§ DATA PROVIDED:

* * * * * * *

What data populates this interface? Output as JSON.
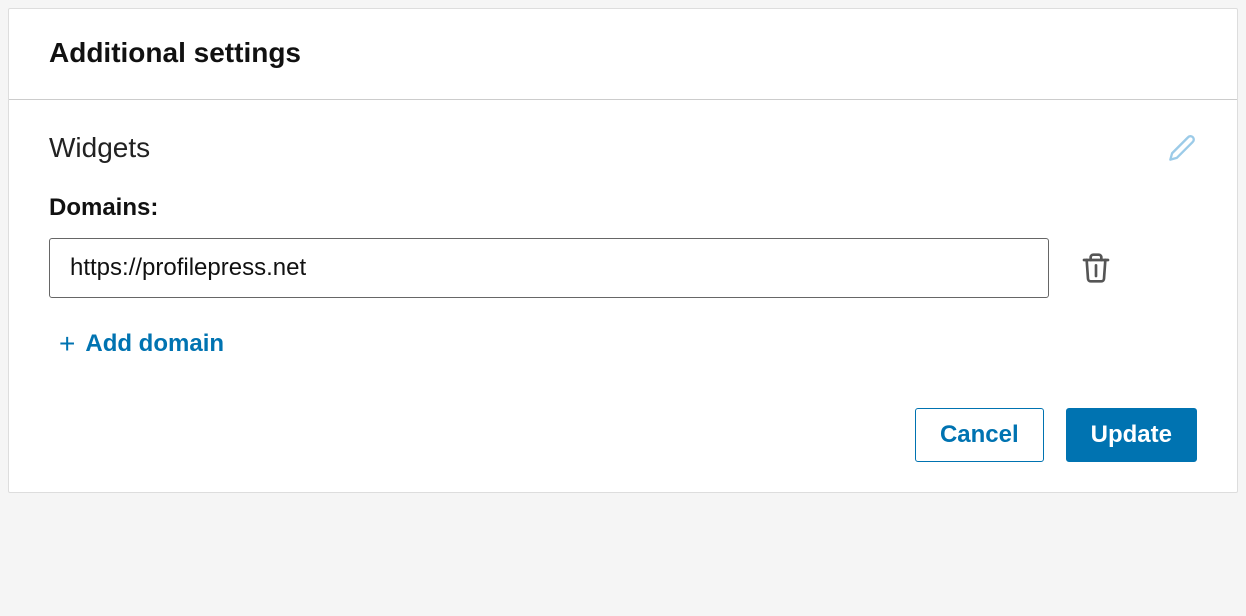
{
  "header": {
    "title": "Additional settings"
  },
  "section": {
    "title": "Widgets",
    "domains_label": "Domains:",
    "domains": [
      {
        "value": "https://profilepress.net"
      }
    ],
    "add_domain_label": "Add domain"
  },
  "buttons": {
    "cancel": "Cancel",
    "update": "Update"
  },
  "icons": {
    "edit": "pencil-icon",
    "delete": "trash-icon",
    "add": "plus-icon"
  }
}
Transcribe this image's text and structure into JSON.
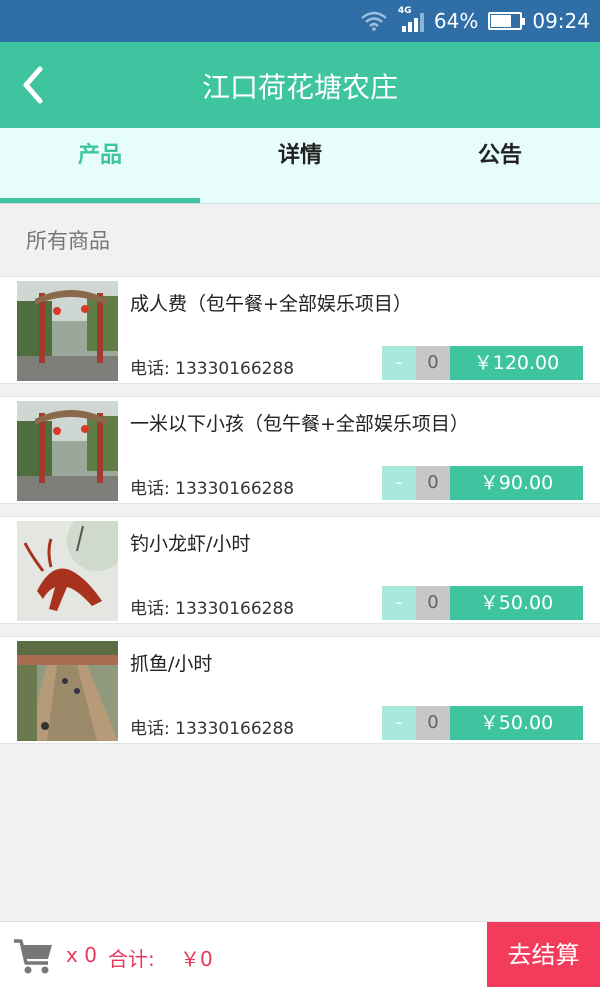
{
  "status_bar": {
    "network": "4G",
    "battery": "64%",
    "battery_level": 0.64,
    "time": "09:24"
  },
  "header": {
    "title": "江口荷花塘农庄"
  },
  "tabs": [
    {
      "label": "产品",
      "active": true
    },
    {
      "label": "详情",
      "active": false
    },
    {
      "label": "公告",
      "active": false
    }
  ],
  "section": {
    "label": "所有商品"
  },
  "products": [
    {
      "name": "成人费（包午餐+全部娱乐项目）",
      "phone": "电话: 13330166288",
      "minus": "-",
      "qty": "0",
      "price": "￥120.00"
    },
    {
      "name": "一米以下小孩（包午餐+全部娱乐项目）",
      "phone": "电话: 13330166288",
      "minus": "-",
      "qty": "0",
      "price": "￥90.00"
    },
    {
      "name": "钓小龙虾/小时",
      "phone": "电话: 13330166288",
      "minus": "-",
      "qty": "0",
      "price": "￥50.00"
    },
    {
      "name": "抓鱼/小时",
      "phone": "电话: 13330166288",
      "minus": "-",
      "qty": "0",
      "price": "￥50.00"
    }
  ],
  "bottom": {
    "count": "x 0",
    "total_label": "合计:",
    "total_value": "￥0",
    "checkout": "去结算"
  },
  "colors": {
    "primary": "#3ec59f",
    "status": "#2f6ea6",
    "accent": "#f33c5b",
    "tabs_bg": "#e6fdfb"
  }
}
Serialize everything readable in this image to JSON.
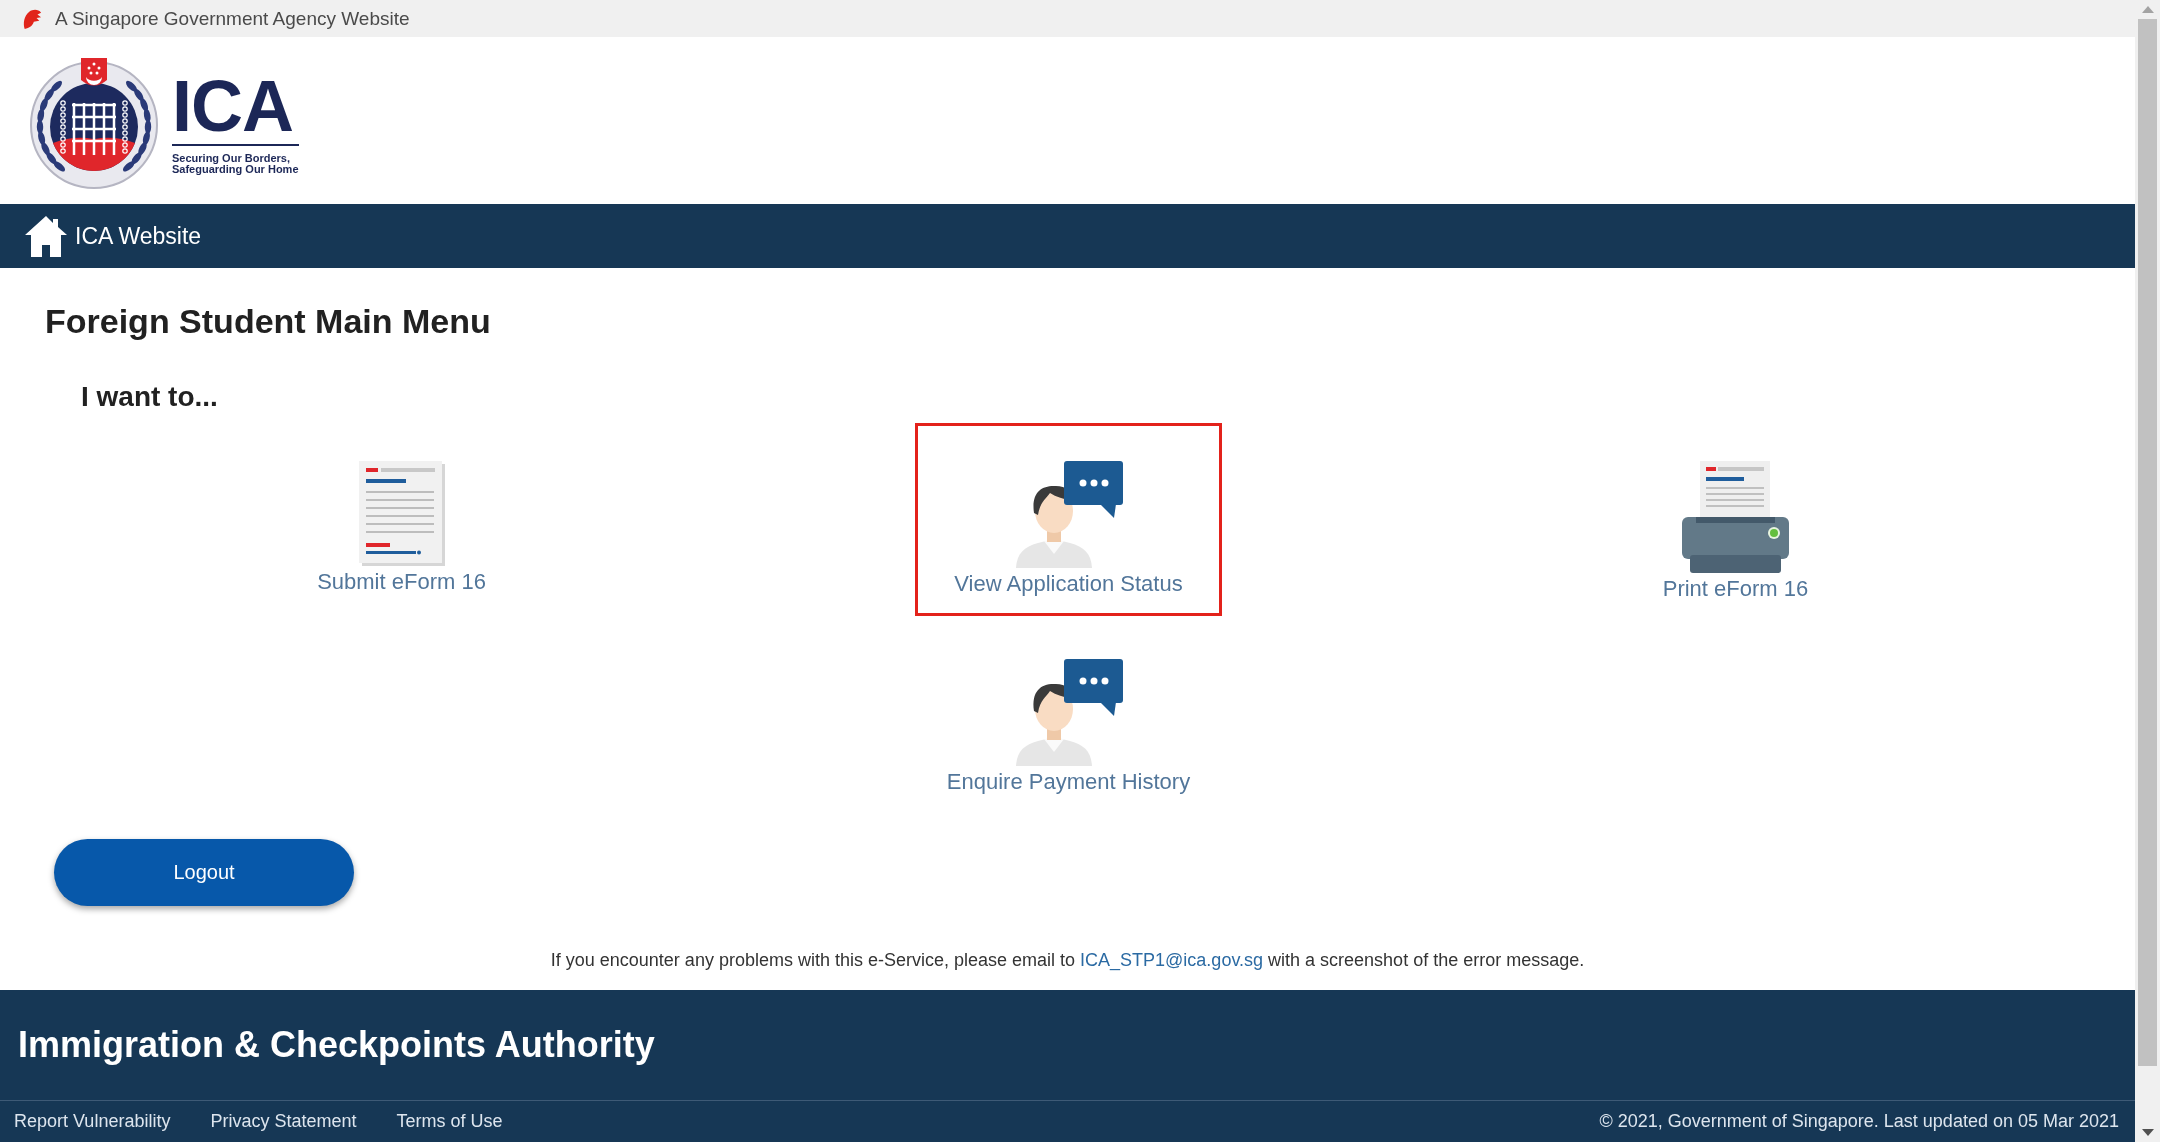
{
  "top_banner": {
    "text": "A Singapore Government Agency Website"
  },
  "header": {
    "logo": {
      "wordmark": "ICA",
      "tagline": [
        "Securing Our Borders,",
        "Safeguarding Our Home"
      ]
    }
  },
  "nav_bar": {
    "home_link": "ICA Website"
  },
  "page_title": "Foreign Student Main Menu",
  "section_heading": "I want to...",
  "menu_items": [
    {
      "label": "Submit eForm 16",
      "kind": "document",
      "highlighted": false
    },
    {
      "label": "View Application Status",
      "kind": "person",
      "highlighted": true
    },
    {
      "label": "Print eForm 16",
      "kind": "printer",
      "highlighted": false
    },
    {
      "label": "Enquire Payment History",
      "kind": "person",
      "highlighted": false
    }
  ],
  "logout_button": {
    "label": "Logout"
  },
  "help_message": {
    "before": "If you encounter any problems with this e-Service, please email to ",
    "link": "ICA_STP1@ica.gov.sg",
    "after": " with a screenshot of the error message."
  },
  "footer": {
    "title": "Immigration & Checkpoints Authority",
    "links": [
      "Report Vulnerability",
      "Privacy Statement",
      "Terms of Use"
    ],
    "copyright": "© 2021, Government of Singapore. Last updated on 05 Mar 2021"
  }
}
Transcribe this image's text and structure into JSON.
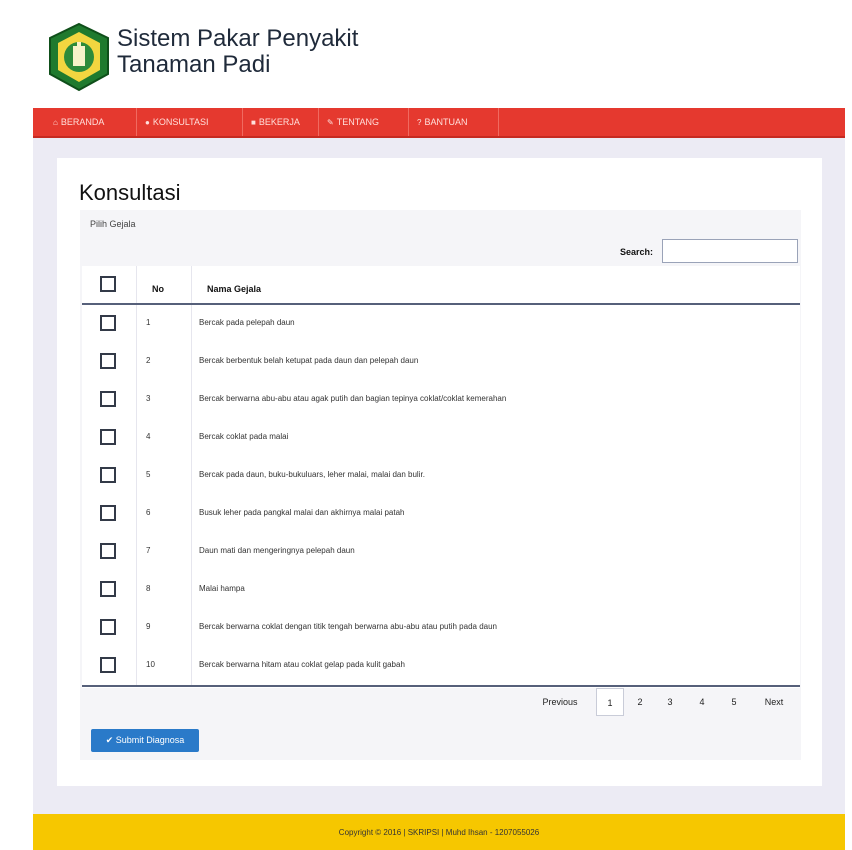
{
  "header": {
    "title_line1": "Sistem Pakar Penyakit",
    "title_line2": "Tanaman Padi"
  },
  "nav": {
    "items": [
      {
        "label": "BERANDA",
        "icon": "home-icon"
      },
      {
        "label": "KONSULTASI",
        "icon": "user-icon"
      },
      {
        "label": "BEKERJA",
        "icon": "book-icon"
      },
      {
        "label": "TENTANG",
        "icon": "pencil-icon"
      },
      {
        "label": "BANTUAN",
        "icon": "help-icon"
      }
    ],
    "color": "#e5392f"
  },
  "main": {
    "heading": "Konsultasi",
    "box_label": "Pilih Gejala",
    "search_label": "Search:",
    "search_value": "",
    "columns": [
      "No",
      "Nama Gejala"
    ],
    "rows": [
      {
        "no": "1",
        "name": "Bercak pada pelepah daun"
      },
      {
        "no": "2",
        "name": "Bercak berbentuk belah ketupat pada daun dan pelepah daun"
      },
      {
        "no": "3",
        "name": "Bercak berwarna abu-abu atau agak putih dan bagian tepinya coklat/coklat kemerahan"
      },
      {
        "no": "4",
        "name": "Bercak coklat pada malai"
      },
      {
        "no": "5",
        "name": "Bercak pada daun, buku-bukuluars, leher malai, malai dan bulir."
      },
      {
        "no": "6",
        "name": "Busuk leher pada pangkal malai dan akhirnya malai patah"
      },
      {
        "no": "7",
        "name": "Daun mati dan mengeringnya pelepah daun"
      },
      {
        "no": "8",
        "name": "Malai hampa"
      },
      {
        "no": "9",
        "name": "Bercak berwarna coklat dengan titik tengah berwarna abu-abu atau putih pada daun"
      },
      {
        "no": "10",
        "name": "Bercak berwarna hitam atau coklat gelap pada kulit gabah"
      }
    ],
    "pagination": {
      "previous": "Previous",
      "pages": [
        "1",
        "2",
        "3",
        "4",
        "5"
      ],
      "active": "1",
      "next": "Next"
    },
    "submit_label": "Submit Diagnosa",
    "submit_color": "#2a7ac9"
  },
  "footer": {
    "text": "Copyright © 2016 | SKRIPSI | Muhd Ihsan - 1207055026",
    "color": "#f6c700"
  }
}
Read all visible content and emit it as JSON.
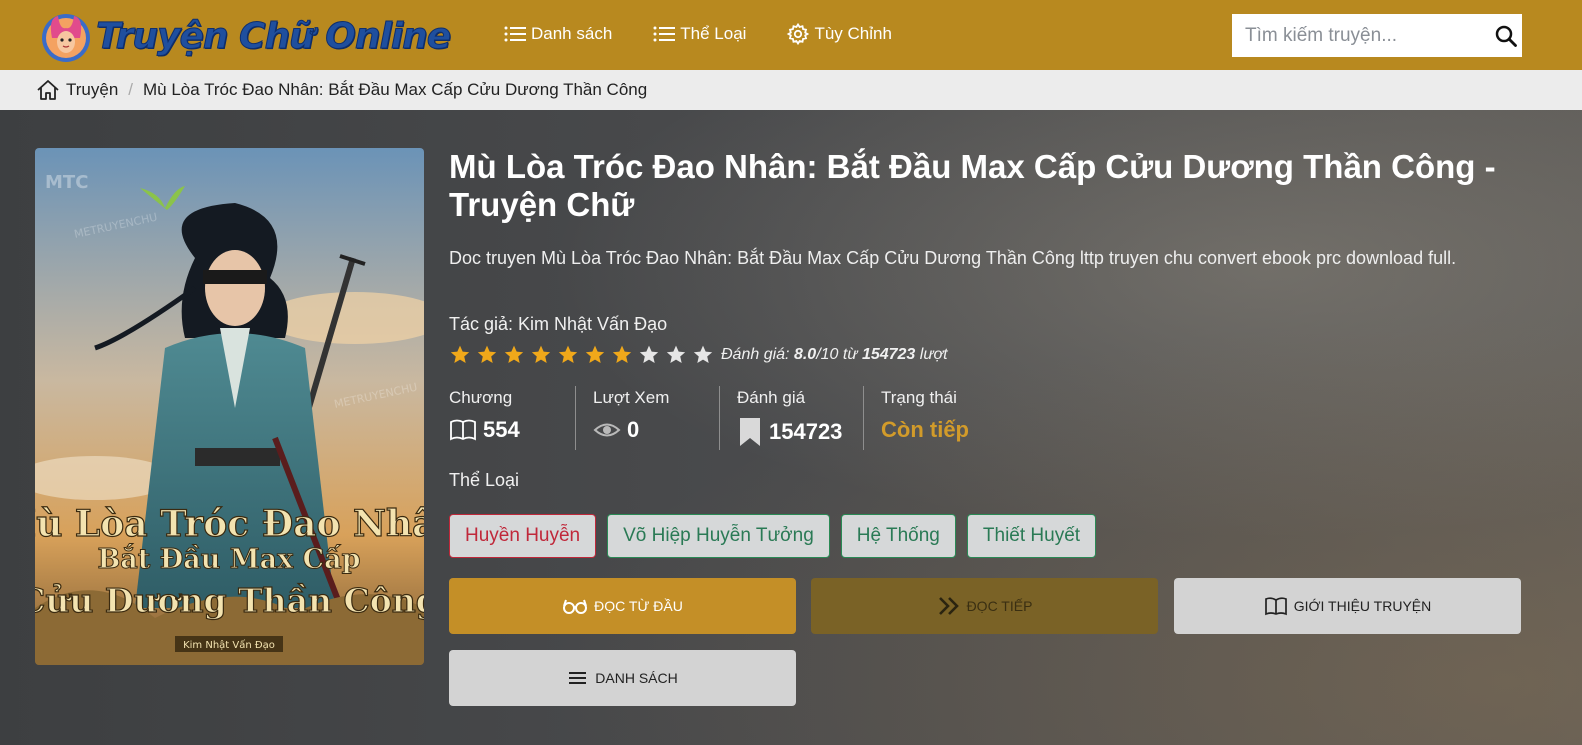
{
  "header": {
    "logo_text": "Truyện Chữ Online",
    "nav": [
      {
        "label": "Danh sách",
        "icon": "list-icon"
      },
      {
        "label": "Thể Loại",
        "icon": "list-icon"
      },
      {
        "label": "Tùy Chỉnh",
        "icon": "gear-icon"
      }
    ],
    "search_placeholder": "Tìm kiếm truyện...",
    "search_icon": "search-icon"
  },
  "breadcrumb": {
    "home_label": "Truyện",
    "current": "Mù Lòa Tróc Đao Nhân: Bắt Đầu Max Cấp Cửu Dương Thần Công"
  },
  "cover": {
    "brand": "MTC",
    "watermark": "METRUYENCHU",
    "title_lines": [
      "Mù Lòa Tróc Đao Nhân",
      "Bắt Đầu Max Cấp",
      "Cửu Dương Thần Công"
    ],
    "author_tag": "Kim Nhật Vấn Đạo"
  },
  "story": {
    "title": "Mù Lòa Tróc Đao Nhân: Bắt Đầu Max Cấp Cửu Dương Thần Công - Truyện Chữ",
    "description": "Doc truyen Mù Lòa Tróc Đao Nhân: Bắt Đầu Max Cấp Cửu Dương Thần Công lttp truyen chu convert ebook prc download full.",
    "author_label": "Tác giả: Kim Nhật Vấn Đạo",
    "rating": {
      "stars_total": 10,
      "stars_filled": 7,
      "prefix": "Đánh giá:",
      "score": "8.0",
      "out_of": "/10 từ",
      "count": "154723",
      "suffix": "lượt"
    },
    "stats": [
      {
        "label": "Chương",
        "value": "554",
        "icon": "book-icon"
      },
      {
        "label": "Lượt Xem",
        "value": "0",
        "icon": "eye-icon"
      },
      {
        "label": "Đánh giá",
        "value": "154723",
        "icon": "bookmark-icon"
      },
      {
        "label": "Trạng thái",
        "value": "Còn tiếp"
      }
    ],
    "genre_label": "Thể Loại",
    "genres": [
      "Huyền Huyễn",
      "Võ Hiệp Huyễn Tưởng",
      "Hệ Thống",
      "Thiết Huyết"
    ]
  },
  "actions": {
    "read_first": "ĐỌC TỪ ĐẦU",
    "read_next": "ĐỌC TIẾP",
    "intro": "GIỚI THIỆU TRUYỆN",
    "list": "DANH SÁCH"
  },
  "colors": {
    "header_bg": "#b8891f",
    "status_orange": "#d29b2a",
    "star_gold": "#f0a81a",
    "genre_red": "#c0283a",
    "genre_green": "#2a7a55"
  }
}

* * * * * * *

§ PROMPT: Copy all lines above containing the string "Nhân".

§ ANSWER TO THE PROBLEM:
    "current": "Mù Lòa Tróc Đao Nhân: Bắt Đầu Max Cấp Cửu Dương Thần Công"
      "Mù Lòa Tróc Đao Nhân",
    "title": "Mù Lòa Tróc Đao Nhân: Bắt Đầu Max Cấp Cửu Dương Thần Công - Truyện Chữ",
    "description": "Doc truyen Mù Lòa Tróc Đao Nhân: Bắt Đầu Max Cấp Cửu Dương Thần Công lttp truyen chu convert ebook prc download full.",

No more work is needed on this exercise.